DATA ENTRIES:
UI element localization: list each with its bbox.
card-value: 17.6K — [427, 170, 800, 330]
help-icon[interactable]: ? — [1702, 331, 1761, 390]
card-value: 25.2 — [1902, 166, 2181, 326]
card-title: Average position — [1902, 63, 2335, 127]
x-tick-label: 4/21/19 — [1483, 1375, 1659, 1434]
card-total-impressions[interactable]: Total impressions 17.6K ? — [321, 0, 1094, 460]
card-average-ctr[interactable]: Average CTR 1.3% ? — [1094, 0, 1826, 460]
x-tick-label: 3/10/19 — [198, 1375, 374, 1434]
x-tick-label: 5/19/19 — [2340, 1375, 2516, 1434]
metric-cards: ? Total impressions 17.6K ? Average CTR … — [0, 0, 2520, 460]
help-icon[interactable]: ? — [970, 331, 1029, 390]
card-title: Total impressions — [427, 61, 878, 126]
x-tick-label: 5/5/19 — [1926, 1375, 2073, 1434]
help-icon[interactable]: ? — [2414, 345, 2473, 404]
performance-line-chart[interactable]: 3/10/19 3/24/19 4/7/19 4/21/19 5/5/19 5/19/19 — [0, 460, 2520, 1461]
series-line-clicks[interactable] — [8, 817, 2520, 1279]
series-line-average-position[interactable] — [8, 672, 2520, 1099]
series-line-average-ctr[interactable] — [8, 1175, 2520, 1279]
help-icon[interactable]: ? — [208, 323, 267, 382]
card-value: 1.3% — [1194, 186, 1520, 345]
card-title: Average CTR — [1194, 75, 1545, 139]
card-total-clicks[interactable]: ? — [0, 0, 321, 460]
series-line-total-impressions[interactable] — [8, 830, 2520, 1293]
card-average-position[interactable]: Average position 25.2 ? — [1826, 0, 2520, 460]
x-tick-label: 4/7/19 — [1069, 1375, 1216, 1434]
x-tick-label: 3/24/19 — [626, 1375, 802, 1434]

WHAT IS ASKED: Put every line of the rows above into a JSON list of strings, one string per line, leaving out any blank lines.

RESPONSE FOR THIS EXERCISE:
[
  "UI element localization: list each with its bbox.",
  "card-value: 17.6K — [427, 170, 800, 330]",
  "help-icon[interactable]: ? — [1702, 331, 1761, 390]",
  "card-value: 25.2 — [1902, 166, 2181, 326]",
  "card-title: Average position — [1902, 63, 2335, 127]",
  "x-tick-label: 4/21/19 — [1483, 1375, 1659, 1434]",
  "card-total-impressions[interactable]: Total impressions 17.6K ? — [321, 0, 1094, 460]",
  "card-average-ctr[interactable]: Average CTR 1.3% ? — [1094, 0, 1826, 460]",
  "x-tick-label: 3/10/19 — [198, 1375, 374, 1434]",
  "x-tick-label: 5/19/19 — [2340, 1375, 2516, 1434]",
  "metric-cards: ? Total impressions 17.6K ? Average CTR … — [0, 0, 2520, 460]",
  "help-icon[interactable]: ? — [970, 331, 1029, 390]",
  "card-title: Total impressions — [427, 61, 878, 126]",
  "x-tick-label: 5/5/19 — [1926, 1375, 2073, 1434]",
  "help-icon[interactable]: ? — [2414, 345, 2473, 404]",
  "performance-line-chart[interactable]: 3/10/19 3/24/19 4/7/19 4/21/19 5/5/19 5/19/19 — [0, 460, 2520, 1461]",
  "series-line-clicks[interactable] — [8, 817, 2520, 1279]",
  "series-line-average-position[interactable] — [8, 672, 2520, 1099]",
  "series-line-average-ctr[interactable] — [8, 1175, 2520, 1279]",
  "help-icon[interactable]: ? — [208, 323, 267, 382]",
  "card-value: 1.3% — [1194, 186, 1520, 345]",
  "card-title: Average CTR — [1194, 75, 1545, 139]",
  "card-total-clicks[interactable]: ? — [0, 0, 321, 460]",
  "series-line-total-impressions[interactable] — [8, 830, 2520, 1293]",
  "card-average-position[interactable]: Average position 25.2 ? — [1826, 0, 2520, 460]",
  "x-tick-label: 4/7/19 — [1069, 1375, 1216, 1434]",
  "x-tick-label: 3/24/19 — [626, 1375, 802, 1434]"
]